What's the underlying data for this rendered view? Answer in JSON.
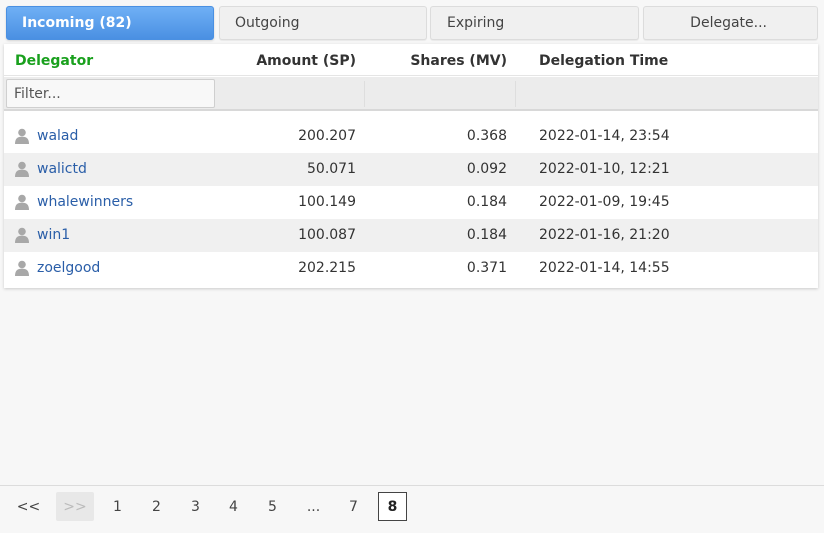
{
  "tabs": [
    {
      "label": "Incoming (82)",
      "active": true
    },
    {
      "label": "Outgoing",
      "active": false
    },
    {
      "label": "Expiring",
      "active": false
    },
    {
      "label": "Delegate...",
      "active": false
    }
  ],
  "table": {
    "headers": {
      "delegator": "Delegator",
      "amount": "Amount (SP)",
      "shares": "Shares (MV)",
      "time": "Delegation Time"
    },
    "filter_placeholder": "Filter...",
    "rows": [
      {
        "delegator": "walad",
        "amount": "200.207",
        "shares": "0.368",
        "time": "2022-01-14, 23:54"
      },
      {
        "delegator": "walictd",
        "amount": "50.071",
        "shares": "0.092",
        "time": "2022-01-10, 12:21"
      },
      {
        "delegator": "whalewinners",
        "amount": "100.149",
        "shares": "0.184",
        "time": "2022-01-09, 19:45"
      },
      {
        "delegator": "win1",
        "amount": "100.087",
        "shares": "0.184",
        "time": "2022-01-16, 21:20"
      },
      {
        "delegator": "zoelgood",
        "amount": "202.215",
        "shares": "0.371",
        "time": "2022-01-14, 14:55"
      }
    ]
  },
  "pagination": {
    "first": "<<",
    "next": ">>",
    "pages": [
      "1",
      "2",
      "3",
      "4",
      "5",
      "...",
      "7",
      "8"
    ],
    "current": "8"
  },
  "colors": {
    "active_tab": "#4a90e2",
    "delegator_header": "#19a01d",
    "username_link": "#2a5ea8"
  },
  "icons": {
    "row_user": "user-icon"
  }
}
_ _ _ _
> TASK BRIEF:
Reproduce all of the data exactly; the pictures do not belong in the copy.

> EXPECTED OUTPUT:
What's the underlying data for this rendered view? Answer in JSON.
{
  "tabs": [
    {
      "label": "Incoming (82)",
      "active": true
    },
    {
      "label": "Outgoing",
      "active": false
    },
    {
      "label": "Expiring",
      "active": false
    },
    {
      "label": "Delegate...",
      "active": false
    }
  ],
  "table": {
    "headers": {
      "delegator": "Delegator",
      "amount": "Amount (SP)",
      "shares": "Shares (MV)",
      "time": "Delegation Time"
    },
    "filter_placeholder": "Filter...",
    "rows": [
      {
        "delegator": "walad",
        "amount": "200.207",
        "shares": "0.368",
        "time": "2022-01-14, 23:54"
      },
      {
        "delegator": "walictd",
        "amount": "50.071",
        "shares": "0.092",
        "time": "2022-01-10, 12:21"
      },
      {
        "delegator": "whalewinners",
        "amount": "100.149",
        "shares": "0.184",
        "time": "2022-01-09, 19:45"
      },
      {
        "delegator": "win1",
        "amount": "100.087",
        "shares": "0.184",
        "time": "2022-01-16, 21:20"
      },
      {
        "delegator": "zoelgood",
        "amount": "202.215",
        "shares": "0.371",
        "time": "2022-01-14, 14:55"
      }
    ]
  },
  "pagination": {
    "first": "<<",
    "next": ">>",
    "pages": [
      "1",
      "2",
      "3",
      "4",
      "5",
      "...",
      "7",
      "8"
    ],
    "current": "8"
  },
  "colors": {
    "active_tab": "#4a90e2",
    "delegator_header": "#19a01d",
    "username_link": "#2a5ea8"
  },
  "icons": {
    "row_user": "user-icon"
  }
}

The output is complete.